What you are asked to do
Single out each line with the word "Обозначение" and copy it.
%%
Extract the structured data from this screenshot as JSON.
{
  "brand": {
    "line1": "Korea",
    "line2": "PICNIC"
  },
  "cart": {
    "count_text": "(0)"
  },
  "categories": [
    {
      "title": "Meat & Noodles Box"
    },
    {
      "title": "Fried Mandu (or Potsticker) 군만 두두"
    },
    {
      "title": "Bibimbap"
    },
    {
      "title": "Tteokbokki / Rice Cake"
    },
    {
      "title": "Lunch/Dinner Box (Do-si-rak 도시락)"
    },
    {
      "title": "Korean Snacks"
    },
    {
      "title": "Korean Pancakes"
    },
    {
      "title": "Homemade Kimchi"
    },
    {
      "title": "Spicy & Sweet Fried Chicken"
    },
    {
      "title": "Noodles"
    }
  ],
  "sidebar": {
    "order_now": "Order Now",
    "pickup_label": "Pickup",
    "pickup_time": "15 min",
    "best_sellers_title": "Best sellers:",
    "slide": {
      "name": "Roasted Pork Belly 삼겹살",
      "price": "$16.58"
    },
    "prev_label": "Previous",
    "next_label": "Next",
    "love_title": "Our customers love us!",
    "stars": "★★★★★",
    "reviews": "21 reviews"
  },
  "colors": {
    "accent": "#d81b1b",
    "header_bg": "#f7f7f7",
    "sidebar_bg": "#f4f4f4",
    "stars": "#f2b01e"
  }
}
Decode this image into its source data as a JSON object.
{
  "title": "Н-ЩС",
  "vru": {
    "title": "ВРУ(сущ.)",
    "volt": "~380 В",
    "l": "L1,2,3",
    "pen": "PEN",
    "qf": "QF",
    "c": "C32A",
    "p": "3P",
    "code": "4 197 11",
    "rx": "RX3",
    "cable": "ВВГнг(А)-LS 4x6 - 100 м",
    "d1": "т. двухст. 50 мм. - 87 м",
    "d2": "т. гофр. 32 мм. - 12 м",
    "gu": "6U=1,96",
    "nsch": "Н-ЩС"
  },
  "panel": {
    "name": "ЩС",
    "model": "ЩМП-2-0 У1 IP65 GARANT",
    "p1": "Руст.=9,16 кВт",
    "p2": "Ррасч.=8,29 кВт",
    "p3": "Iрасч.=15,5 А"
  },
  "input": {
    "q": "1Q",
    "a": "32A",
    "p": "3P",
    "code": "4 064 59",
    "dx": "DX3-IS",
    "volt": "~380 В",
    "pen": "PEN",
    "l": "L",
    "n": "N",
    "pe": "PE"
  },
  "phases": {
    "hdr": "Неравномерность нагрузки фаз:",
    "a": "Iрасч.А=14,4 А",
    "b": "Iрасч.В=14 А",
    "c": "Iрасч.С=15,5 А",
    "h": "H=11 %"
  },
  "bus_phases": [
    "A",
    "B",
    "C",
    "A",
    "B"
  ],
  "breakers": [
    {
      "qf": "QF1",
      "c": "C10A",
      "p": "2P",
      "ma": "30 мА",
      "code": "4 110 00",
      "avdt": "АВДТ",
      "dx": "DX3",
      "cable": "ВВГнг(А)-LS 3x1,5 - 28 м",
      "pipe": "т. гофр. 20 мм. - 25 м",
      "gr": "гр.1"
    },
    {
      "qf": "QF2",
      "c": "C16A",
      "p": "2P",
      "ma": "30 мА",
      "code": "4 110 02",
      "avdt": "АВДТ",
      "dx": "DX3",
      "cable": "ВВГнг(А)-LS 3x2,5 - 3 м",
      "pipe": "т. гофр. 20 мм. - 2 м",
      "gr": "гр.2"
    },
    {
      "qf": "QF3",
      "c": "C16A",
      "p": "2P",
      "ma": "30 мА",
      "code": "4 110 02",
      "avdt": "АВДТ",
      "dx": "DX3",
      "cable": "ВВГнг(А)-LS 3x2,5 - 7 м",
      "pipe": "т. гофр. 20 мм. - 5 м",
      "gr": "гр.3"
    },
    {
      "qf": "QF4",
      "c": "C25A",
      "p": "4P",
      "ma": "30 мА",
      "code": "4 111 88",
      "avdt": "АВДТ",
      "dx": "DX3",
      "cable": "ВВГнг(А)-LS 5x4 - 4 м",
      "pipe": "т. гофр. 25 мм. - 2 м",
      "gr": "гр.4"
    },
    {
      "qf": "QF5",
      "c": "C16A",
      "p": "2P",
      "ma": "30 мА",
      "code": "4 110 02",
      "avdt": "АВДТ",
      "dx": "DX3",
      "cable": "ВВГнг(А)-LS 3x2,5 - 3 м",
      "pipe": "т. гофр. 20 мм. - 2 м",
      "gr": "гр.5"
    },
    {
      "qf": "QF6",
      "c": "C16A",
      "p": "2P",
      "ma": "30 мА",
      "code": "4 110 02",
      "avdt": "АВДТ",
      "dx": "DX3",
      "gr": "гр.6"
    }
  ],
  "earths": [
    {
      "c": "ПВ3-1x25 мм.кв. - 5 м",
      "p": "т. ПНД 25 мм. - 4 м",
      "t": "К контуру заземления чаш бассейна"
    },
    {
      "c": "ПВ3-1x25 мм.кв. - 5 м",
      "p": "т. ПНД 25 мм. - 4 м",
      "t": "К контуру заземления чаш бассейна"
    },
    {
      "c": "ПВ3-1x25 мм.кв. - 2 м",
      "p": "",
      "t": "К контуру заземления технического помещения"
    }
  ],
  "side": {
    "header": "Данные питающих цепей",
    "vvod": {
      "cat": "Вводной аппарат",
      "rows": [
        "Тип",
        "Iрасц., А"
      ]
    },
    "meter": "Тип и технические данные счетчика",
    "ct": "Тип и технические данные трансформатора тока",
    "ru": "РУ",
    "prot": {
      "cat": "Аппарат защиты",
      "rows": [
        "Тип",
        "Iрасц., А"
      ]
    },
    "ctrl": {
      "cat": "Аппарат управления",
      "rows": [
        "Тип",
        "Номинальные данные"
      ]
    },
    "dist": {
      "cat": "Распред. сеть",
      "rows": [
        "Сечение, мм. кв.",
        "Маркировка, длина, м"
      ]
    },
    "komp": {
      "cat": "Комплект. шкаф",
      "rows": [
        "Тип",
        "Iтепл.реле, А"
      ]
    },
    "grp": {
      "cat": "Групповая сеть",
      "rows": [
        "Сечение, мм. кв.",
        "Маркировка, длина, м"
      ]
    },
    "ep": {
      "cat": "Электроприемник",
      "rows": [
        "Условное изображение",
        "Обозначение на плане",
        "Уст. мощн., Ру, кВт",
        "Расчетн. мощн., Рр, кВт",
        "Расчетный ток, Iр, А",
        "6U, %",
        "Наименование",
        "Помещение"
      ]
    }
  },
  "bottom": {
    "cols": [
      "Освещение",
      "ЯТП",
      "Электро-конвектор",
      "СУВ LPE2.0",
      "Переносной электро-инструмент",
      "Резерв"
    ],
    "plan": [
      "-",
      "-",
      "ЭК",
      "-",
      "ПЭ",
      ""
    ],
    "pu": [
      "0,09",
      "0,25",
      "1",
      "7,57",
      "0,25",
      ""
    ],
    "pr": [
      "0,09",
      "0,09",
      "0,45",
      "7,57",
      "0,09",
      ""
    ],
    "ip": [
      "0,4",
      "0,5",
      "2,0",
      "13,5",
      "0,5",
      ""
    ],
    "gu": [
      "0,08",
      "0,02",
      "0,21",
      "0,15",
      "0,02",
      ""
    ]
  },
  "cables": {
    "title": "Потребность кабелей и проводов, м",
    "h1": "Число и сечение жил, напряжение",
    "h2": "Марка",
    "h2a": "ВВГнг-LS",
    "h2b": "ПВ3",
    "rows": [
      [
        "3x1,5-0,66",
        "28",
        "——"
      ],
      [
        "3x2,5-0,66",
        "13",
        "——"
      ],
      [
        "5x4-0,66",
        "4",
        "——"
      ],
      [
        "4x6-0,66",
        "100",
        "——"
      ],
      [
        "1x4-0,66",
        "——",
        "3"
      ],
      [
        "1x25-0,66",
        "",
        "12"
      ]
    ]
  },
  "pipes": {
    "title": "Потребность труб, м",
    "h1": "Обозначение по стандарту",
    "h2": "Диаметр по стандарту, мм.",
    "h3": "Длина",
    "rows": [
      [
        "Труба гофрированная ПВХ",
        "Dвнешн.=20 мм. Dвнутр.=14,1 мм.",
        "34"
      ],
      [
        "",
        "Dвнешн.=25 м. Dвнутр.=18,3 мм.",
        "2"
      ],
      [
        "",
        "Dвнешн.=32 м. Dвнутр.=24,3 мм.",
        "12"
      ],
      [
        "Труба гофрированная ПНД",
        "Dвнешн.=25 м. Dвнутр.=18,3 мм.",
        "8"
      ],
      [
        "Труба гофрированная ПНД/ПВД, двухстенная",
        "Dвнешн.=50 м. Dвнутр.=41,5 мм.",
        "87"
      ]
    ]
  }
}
%%
Response for this exercise
        "Обозначение на плане",
    "h1": "Обозначение по стандарту",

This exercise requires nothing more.